Rows from a dataset:
☆ ☆ ☆ ☆ ☆

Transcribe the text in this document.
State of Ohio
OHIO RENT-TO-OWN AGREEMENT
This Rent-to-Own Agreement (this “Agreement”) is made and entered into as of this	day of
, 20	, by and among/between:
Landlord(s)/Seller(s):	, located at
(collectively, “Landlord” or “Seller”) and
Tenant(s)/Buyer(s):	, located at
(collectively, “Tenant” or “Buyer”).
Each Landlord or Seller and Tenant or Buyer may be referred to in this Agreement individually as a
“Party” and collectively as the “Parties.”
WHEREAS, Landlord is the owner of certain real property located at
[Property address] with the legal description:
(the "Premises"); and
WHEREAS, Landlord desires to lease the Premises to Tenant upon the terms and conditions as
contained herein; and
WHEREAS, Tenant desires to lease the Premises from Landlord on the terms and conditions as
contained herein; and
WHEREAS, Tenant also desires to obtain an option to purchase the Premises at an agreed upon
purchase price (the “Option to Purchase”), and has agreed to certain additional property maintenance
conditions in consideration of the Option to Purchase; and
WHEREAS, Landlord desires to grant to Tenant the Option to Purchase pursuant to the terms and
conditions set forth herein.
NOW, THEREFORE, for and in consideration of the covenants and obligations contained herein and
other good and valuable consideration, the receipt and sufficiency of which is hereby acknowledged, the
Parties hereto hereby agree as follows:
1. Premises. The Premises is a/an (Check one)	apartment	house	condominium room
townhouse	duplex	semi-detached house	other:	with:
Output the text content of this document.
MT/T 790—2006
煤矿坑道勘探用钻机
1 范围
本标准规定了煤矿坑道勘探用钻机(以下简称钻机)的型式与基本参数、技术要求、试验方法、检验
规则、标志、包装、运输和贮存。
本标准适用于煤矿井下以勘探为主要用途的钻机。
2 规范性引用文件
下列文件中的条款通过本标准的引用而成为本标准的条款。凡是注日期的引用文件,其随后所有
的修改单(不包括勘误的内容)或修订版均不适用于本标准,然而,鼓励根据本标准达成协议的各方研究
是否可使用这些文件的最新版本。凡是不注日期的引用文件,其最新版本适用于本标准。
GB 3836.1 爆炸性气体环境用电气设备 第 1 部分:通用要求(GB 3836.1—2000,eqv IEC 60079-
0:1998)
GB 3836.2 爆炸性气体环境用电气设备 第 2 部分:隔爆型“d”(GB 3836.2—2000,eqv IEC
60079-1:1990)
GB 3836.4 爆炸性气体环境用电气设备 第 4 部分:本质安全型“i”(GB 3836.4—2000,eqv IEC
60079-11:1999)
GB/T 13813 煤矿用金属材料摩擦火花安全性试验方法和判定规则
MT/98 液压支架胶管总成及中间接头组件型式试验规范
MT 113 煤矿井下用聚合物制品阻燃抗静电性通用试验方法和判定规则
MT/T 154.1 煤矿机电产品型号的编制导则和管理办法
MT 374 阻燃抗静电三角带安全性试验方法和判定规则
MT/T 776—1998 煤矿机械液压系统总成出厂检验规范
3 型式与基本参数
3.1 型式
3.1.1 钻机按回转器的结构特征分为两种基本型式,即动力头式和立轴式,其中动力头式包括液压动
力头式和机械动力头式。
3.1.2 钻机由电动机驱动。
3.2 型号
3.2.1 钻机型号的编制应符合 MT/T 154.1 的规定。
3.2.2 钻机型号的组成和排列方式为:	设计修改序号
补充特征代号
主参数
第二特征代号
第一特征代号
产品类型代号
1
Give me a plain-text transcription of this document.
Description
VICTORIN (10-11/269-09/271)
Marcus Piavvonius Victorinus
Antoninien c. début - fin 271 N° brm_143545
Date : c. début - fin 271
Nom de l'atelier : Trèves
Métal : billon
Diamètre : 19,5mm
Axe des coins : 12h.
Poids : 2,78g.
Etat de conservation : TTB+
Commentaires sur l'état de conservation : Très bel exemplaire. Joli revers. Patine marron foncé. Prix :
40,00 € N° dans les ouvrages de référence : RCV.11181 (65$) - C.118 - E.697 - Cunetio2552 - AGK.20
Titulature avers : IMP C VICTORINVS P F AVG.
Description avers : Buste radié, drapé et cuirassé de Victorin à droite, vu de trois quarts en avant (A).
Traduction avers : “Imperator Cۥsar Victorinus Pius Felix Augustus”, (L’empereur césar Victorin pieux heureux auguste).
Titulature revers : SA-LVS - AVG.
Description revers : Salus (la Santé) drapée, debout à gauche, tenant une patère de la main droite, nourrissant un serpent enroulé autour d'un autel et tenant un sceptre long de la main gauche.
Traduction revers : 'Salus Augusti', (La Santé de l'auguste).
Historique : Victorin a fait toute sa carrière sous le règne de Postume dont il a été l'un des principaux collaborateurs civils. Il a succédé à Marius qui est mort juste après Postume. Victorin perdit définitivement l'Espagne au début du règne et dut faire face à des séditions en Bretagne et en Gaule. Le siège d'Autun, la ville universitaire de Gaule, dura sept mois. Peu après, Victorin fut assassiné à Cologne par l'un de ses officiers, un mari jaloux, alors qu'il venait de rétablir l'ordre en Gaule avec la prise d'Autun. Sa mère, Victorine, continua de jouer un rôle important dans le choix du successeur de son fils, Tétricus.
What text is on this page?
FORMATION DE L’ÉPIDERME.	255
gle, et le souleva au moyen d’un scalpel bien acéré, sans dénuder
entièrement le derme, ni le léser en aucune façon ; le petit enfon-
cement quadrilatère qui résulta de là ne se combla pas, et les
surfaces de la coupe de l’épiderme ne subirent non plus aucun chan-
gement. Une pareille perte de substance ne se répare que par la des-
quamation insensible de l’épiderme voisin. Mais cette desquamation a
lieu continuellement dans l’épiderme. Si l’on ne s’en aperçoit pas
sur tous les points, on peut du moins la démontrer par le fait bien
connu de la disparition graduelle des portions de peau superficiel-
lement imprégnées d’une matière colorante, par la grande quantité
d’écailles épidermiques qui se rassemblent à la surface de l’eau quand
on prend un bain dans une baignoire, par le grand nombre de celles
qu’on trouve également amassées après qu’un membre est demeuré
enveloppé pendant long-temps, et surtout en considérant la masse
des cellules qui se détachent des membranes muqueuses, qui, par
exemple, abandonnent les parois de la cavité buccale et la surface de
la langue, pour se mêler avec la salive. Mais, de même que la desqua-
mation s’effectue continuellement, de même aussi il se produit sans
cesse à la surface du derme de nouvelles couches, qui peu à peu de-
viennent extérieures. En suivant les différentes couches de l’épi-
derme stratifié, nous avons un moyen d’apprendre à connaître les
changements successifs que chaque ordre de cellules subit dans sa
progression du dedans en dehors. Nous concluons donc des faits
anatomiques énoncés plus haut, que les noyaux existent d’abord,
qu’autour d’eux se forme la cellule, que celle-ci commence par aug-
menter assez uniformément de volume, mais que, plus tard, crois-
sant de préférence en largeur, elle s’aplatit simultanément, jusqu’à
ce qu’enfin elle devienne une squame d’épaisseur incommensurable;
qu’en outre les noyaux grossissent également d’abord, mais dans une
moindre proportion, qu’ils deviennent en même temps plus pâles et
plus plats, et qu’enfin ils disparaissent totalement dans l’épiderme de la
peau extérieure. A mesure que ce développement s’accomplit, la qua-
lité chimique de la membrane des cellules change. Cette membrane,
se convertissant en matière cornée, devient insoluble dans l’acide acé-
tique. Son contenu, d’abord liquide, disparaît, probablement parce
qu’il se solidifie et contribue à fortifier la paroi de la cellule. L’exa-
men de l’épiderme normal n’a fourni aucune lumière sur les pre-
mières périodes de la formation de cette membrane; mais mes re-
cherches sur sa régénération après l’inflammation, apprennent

☆ ☆ ☆ ☆ ☆

The request: Repeat the lines above exactly.

Answer below:
Transcribe the text in this document.
State of Ohio
OHIO RENT-TO-OWN AGREEMENT
This Rent-to-Own Agreement (this “Agreement”) is made and entered into as of this	day of
, 20	, by and among/between:
Landlord(s)/Seller(s):	, located at
(collectively, “Landlord” or “Seller”) and
Tenant(s)/Buyer(s):	, located at
(collectively, “Tenant” or “Buyer”).
Each Landlord or Seller and Tenant or Buyer may be referred to in this Agreement individually as a
“Party” and collectively as the “Parties.”
WHEREAS, Landlord is the owner of certain real property located at
[Property address] with the legal description:
(the "Premises"); and
WHEREAS, Landlord desires to lease the Premises to Tenant upon the terms and conditions as
contained herein; and
WHEREAS, Tenant desires to lease the Premises from Landlord on the terms and conditions as
contained herein; and
WHEREAS, Tenant also desires to obtain an option to purchase the Premises at an agreed upon
purchase price (the “Option to Purchase”), and has agreed to certain additional property maintenance
conditions in consideration of the Option to Purchase; and
WHEREAS, Landlord desires to grant to Tenant the Option to Purchase pursuant to the terms and
conditions set forth herein.
NOW, THEREFORE, for and in consideration of the covenants and obligations contained herein and
other good and valuable consideration, the receipt and sufficiency of which is hereby acknowledged, the
Parties hereto hereby agree as follows:
1. Premises. The Premises is a/an (Check one)	apartment	house	condominium room
townhouse	duplex	semi-detached house	other:	with:
Output the text content of this document.
MT/T 790—2006
煤矿坑道勘探用钻机
1 范围
本标准规定了煤矿坑道勘探用钻机(以下简称钻机)的型式与基本参数、技术要求、试验方法、检验
规则、标志、包装、运输和贮存。
本标准适用于煤矿井下以勘探为主要用途的钻机。
2 规范性引用文件
下列文件中的条款通过本标准的引用而成为本标准的条款。凡是注日期的引用文件,其随后所有
的修改单(不包括勘误的内容)或修订版均不适用于本标准,然而,鼓励根据本标准达成协议的各方研究
是否可使用这些文件的最新版本。凡是不注日期的引用文件,其最新版本适用于本标准。
GB 3836.1 爆炸性气体环境用电气设备 第 1 部分:通用要求(GB 3836.1—2000,eqv IEC 60079-
0:1998)
GB 3836.2 爆炸性气体环境用电气设备 第 2 部分:隔爆型“d”(GB 3836.2—2000,eqv IEC
60079-1:1990)
GB 3836.4 爆炸性气体环境用电气设备 第 4 部分:本质安全型“i”(GB 3836.4—2000,eqv IEC
60079-11:1999)
GB/T 13813 煤矿用金属材料摩擦火花安全性试验方法和判定规则
MT/98 液压支架胶管总成及中间接头组件型式试验规范
MT 113 煤矿井下用聚合物制品阻燃抗静电性通用试验方法和判定规则
MT/T 154.1 煤矿机电产品型号的编制导则和管理办法
MT 374 阻燃抗静电三角带安全性试验方法和判定规则
MT/T 776—1998 煤矿机械液压系统总成出厂检验规范
3 型式与基本参数
3.1 型式
3.1.1 钻机按回转器的结构特征分为两种基本型式,即动力头式和立轴式,其中动力头式包括液压动
力头式和机械动力头式。
3.1.2 钻机由电动机驱动。
3.2 型号
3.2.1 钻机型号的编制应符合 MT/T 154.1 的规定。
3.2.2 钻机型号的组成和排列方式为:	设计修改序号
补充特征代号
主参数
第二特征代号
第一特征代号
产品类型代号
1
Give me a plain-text transcription of this document.
Description
VICTORIN (10-11/269-09/271)
Marcus Piavvonius Victorinus
Antoninien c. début - fin 271 N° brm_143545
Date : c. début - fin 271
Nom de l'atelier : Trèves
Métal : billon
Diamètre : 19,5mm
Axe des coins : 12h.
Poids : 2,78g.
Etat de conservation : TTB+
Commentaires sur l'état de conservation : Très bel exemplaire. Joli revers. Patine marron foncé. Prix :
40,00 € N° dans les ouvrages de référence : RCV.11181 (65$) - C.118 - E.697 - Cunetio2552 - AGK.20
Titulature avers : IMP C VICTORINVS P F AVG.
Description avers : Buste radié, drapé et cuirassé de Victorin à droite, vu de trois quarts en avant (A).
Traduction avers : “Imperator Cۥsar Victorinus Pius Felix Augustus”, (L’empereur césar Victorin pieux heureux auguste).
Titulature revers : SA-LVS - AVG.
Description revers : Salus (la Santé) drapée, debout à gauche, tenant une patère de la main droite, nourrissant un serpent enroulé autour d'un autel et tenant un sceptre long de la main gauche.
Traduction revers : 'Salus Augusti', (La Santé de l'auguste).
Historique : Victorin a fait toute sa carrière sous le règne de Postume dont il a été l'un des principaux collaborateurs civils. Il a succédé à Marius qui est mort juste après Postume. Victorin perdit définitivement l'Espagne au début du règne et dut faire face à des séditions en Bretagne et en Gaule. Le siège d'Autun, la ville universitaire de Gaule, dura sept mois. Peu après, Victorin fut assassiné à Cologne par l'un de ses officiers, un mari jaloux, alors qu'il venait de rétablir l'ordre en Gaule avec la prise d'Autun. Sa mère, Victorine, continua de jouer un rôle important dans le choix du successeur de son fils, Tétricus.
What text is on this page?
FORMATION DE L’ÉPIDERME.	255
gle, et le souleva au moyen d’un scalpel bien acéré, sans dénuder
entièrement le derme, ni le léser en aucune façon ; le petit enfon-
cement quadrilatère qui résulta de là ne se combla pas, et les
surfaces de la coupe de l’épiderme ne subirent non plus aucun chan-
gement. Une pareille perte de substance ne se répare que par la des-
quamation insensible de l’épiderme voisin. Mais cette desquamation a
lieu continuellement dans l’épiderme. Si l’on ne s’en aperçoit pas
sur tous les points, on peut du moins la démontrer par le fait bien
connu de la disparition graduelle des portions de peau superficiel-
lement imprégnées d’une matière colorante, par la grande quantité
d’écailles épidermiques qui se rassemblent à la surface de l’eau quand
on prend un bain dans une baignoire, par le grand nombre de celles
qu’on trouve également amassées après qu’un membre est demeuré
enveloppé pendant long-temps, et surtout en considérant la masse
des cellules qui se détachent des membranes muqueuses, qui, par
exemple, abandonnent les parois de la cavité buccale et la surface de
la langue, pour se mêler avec la salive. Mais, de même que la desqua-
mation s’effectue continuellement, de même aussi il se produit sans
cesse à la surface du derme de nouvelles couches, qui peu à peu de-
viennent extérieures. En suivant les différentes couches de l’épi-
derme stratifié, nous avons un moyen d’apprendre à connaître les
changements successifs que chaque ordre de cellules subit dans sa
progression du dedans en dehors. Nous concluons donc des faits
anatomiques énoncés plus haut, que les noyaux existent d’abord,
qu’autour d’eux se forme la cellule, que celle-ci commence par aug-
menter assez uniformément de volume, mais que, plus tard, crois-
sant de préférence en largeur, elle s’aplatit simultanément, jusqu’à
ce qu’enfin elle devienne une squame d’épaisseur incommensurable;
qu’en outre les noyaux grossissent également d’abord, mais dans une
moindre proportion, qu’ils deviennent en même temps plus pâles et
plus plats, et qu’enfin ils disparaissent totalement dans l’épiderme de la
peau extérieure. A mesure que ce développement s’accomplit, la qua-
lité chimique de la membrane des cellules change. Cette membrane,
se convertissant en matière cornée, devient insoluble dans l’acide acé-
tique. Son contenu, d’abord liquide, disparaît, probablement parce
qu’il se solidifie et contribue à fortifier la paroi de la cellule. L’exa-
men de l’épiderme normal n’a fourni aucune lumière sur les pre-
mières périodes de la formation de cette membrane; mais mes re-
cherches sur sa régénération après l’inflammation, apprennent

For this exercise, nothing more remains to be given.